>> begin EXERCISE MATERIAL

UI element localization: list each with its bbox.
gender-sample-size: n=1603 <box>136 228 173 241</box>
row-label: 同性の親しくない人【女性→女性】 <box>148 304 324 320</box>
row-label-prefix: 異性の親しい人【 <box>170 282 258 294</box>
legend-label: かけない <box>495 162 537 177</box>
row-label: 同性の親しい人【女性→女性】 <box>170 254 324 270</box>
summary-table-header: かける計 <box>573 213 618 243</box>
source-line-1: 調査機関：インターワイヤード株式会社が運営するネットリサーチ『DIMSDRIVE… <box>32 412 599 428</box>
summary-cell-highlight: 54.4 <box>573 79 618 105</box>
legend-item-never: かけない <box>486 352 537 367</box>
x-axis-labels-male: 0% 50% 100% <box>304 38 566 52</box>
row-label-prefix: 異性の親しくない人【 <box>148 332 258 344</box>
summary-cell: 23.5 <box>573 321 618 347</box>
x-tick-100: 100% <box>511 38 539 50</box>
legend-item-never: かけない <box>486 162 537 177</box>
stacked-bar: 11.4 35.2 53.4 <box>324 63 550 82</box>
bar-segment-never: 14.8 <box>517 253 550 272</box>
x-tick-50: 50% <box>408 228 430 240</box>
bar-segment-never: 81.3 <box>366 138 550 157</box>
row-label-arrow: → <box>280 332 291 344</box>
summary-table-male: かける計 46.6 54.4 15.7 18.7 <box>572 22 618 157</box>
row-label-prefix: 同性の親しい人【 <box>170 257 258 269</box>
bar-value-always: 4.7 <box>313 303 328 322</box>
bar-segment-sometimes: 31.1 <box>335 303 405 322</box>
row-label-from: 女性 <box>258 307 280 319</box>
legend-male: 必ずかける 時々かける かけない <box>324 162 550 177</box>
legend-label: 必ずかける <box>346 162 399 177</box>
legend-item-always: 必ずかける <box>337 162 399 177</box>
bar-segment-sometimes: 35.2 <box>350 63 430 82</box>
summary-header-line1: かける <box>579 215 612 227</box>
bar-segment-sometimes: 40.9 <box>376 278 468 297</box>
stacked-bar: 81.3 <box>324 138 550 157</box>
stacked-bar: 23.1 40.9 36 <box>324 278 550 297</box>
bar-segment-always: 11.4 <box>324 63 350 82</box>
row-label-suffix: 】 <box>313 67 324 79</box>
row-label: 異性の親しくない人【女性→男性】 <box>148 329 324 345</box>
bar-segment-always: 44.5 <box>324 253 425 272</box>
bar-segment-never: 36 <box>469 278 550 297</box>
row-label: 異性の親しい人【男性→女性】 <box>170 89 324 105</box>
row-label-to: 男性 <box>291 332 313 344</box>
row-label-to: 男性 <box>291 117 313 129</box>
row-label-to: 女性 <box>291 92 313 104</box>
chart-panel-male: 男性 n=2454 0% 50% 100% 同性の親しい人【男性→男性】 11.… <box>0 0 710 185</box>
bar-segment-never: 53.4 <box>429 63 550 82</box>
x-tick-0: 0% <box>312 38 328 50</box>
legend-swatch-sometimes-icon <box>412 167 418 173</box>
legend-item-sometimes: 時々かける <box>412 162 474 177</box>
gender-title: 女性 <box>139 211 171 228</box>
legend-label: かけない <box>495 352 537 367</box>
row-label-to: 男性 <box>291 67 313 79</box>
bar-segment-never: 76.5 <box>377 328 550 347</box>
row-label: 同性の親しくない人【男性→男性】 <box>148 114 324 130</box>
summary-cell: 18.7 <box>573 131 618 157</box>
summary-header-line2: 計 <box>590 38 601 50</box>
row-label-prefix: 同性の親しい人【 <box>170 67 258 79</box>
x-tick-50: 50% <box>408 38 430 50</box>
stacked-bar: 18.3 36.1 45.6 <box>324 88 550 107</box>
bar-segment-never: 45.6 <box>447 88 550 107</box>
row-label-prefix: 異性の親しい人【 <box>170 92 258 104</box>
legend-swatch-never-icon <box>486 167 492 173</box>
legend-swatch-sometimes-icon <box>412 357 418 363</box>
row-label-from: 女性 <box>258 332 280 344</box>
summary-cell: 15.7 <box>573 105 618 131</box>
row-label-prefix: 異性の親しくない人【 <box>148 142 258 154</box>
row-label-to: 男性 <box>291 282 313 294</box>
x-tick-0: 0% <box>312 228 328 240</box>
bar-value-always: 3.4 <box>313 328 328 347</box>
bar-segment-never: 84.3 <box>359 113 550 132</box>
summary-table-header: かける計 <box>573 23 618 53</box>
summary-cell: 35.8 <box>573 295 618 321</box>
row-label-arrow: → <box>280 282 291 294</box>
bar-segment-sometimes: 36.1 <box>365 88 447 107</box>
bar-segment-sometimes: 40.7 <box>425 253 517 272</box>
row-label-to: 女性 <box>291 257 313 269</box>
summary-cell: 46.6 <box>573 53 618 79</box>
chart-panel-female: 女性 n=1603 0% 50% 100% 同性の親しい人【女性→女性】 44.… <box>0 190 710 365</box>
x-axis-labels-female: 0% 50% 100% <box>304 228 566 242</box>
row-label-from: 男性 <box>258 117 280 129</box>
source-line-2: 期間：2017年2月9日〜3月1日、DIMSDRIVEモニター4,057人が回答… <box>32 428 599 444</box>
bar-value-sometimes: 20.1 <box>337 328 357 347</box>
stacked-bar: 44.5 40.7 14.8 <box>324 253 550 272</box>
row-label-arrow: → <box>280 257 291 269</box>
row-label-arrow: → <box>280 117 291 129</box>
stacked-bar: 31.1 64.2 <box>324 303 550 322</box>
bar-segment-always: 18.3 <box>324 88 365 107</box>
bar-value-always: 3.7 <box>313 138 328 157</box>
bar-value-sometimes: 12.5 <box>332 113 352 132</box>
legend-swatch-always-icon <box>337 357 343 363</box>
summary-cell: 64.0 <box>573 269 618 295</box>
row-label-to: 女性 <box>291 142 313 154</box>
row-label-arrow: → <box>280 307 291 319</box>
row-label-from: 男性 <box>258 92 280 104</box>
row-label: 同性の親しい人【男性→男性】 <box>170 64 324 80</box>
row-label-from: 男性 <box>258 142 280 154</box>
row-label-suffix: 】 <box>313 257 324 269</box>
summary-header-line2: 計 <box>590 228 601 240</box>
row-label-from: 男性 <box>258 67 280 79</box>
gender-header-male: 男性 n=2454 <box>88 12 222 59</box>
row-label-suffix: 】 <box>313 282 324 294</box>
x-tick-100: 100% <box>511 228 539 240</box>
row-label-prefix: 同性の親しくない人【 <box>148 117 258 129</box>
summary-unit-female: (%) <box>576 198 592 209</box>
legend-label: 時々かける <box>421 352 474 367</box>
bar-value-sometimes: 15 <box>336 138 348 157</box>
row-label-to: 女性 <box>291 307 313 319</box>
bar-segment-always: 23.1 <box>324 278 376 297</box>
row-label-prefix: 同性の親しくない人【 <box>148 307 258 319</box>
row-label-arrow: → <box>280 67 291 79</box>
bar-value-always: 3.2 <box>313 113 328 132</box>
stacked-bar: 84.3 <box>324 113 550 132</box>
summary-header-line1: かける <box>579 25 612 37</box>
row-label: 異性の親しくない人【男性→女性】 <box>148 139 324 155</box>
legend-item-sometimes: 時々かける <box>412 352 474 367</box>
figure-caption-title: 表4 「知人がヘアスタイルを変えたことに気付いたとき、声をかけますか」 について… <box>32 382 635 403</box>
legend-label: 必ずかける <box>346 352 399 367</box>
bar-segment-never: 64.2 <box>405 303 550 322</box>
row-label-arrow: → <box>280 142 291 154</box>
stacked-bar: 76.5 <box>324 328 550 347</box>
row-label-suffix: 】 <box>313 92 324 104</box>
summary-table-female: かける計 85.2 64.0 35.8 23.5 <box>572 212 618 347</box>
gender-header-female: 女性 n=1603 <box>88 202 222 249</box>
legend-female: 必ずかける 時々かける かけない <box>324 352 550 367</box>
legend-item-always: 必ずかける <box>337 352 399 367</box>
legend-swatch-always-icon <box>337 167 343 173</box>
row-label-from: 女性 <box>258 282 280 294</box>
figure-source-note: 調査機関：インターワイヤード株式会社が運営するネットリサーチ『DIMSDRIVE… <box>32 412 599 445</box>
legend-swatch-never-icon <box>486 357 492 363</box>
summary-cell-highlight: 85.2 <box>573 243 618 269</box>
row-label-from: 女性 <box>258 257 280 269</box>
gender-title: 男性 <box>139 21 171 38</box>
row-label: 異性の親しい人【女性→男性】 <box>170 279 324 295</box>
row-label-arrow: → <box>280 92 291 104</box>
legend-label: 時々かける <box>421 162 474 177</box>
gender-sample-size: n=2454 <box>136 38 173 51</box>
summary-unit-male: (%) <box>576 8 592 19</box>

>> end EXERCISE MATERIAL

Switch "legend-label" to "legend-name" in the records, from the first line up to and including the line with "source-line-1: 調査機関：インターワイヤード株式会社が運営するネットリサーチ『DIMSDRIVE… <box>32". Give back only those lines, with nothing else changed.

* SOLUTION
UI element localization: list each with its bbox.
gender-sample-size: n=1603 <box>136 228 173 241</box>
row-label: 同性の親しくない人【女性→女性】 <box>148 304 324 320</box>
row-label-prefix: 異性の親しい人【 <box>170 282 258 294</box>
legend-name: かけない <box>495 162 537 177</box>
row-label: 同性の親しい人【女性→女性】 <box>170 254 324 270</box>
summary-table-header: かける計 <box>573 213 618 243</box>
source-line-1: 調査機関：インターワイヤード株式会社が運営するネットリサーチ『DIMSDRIVE… <box>32 412 599 428</box>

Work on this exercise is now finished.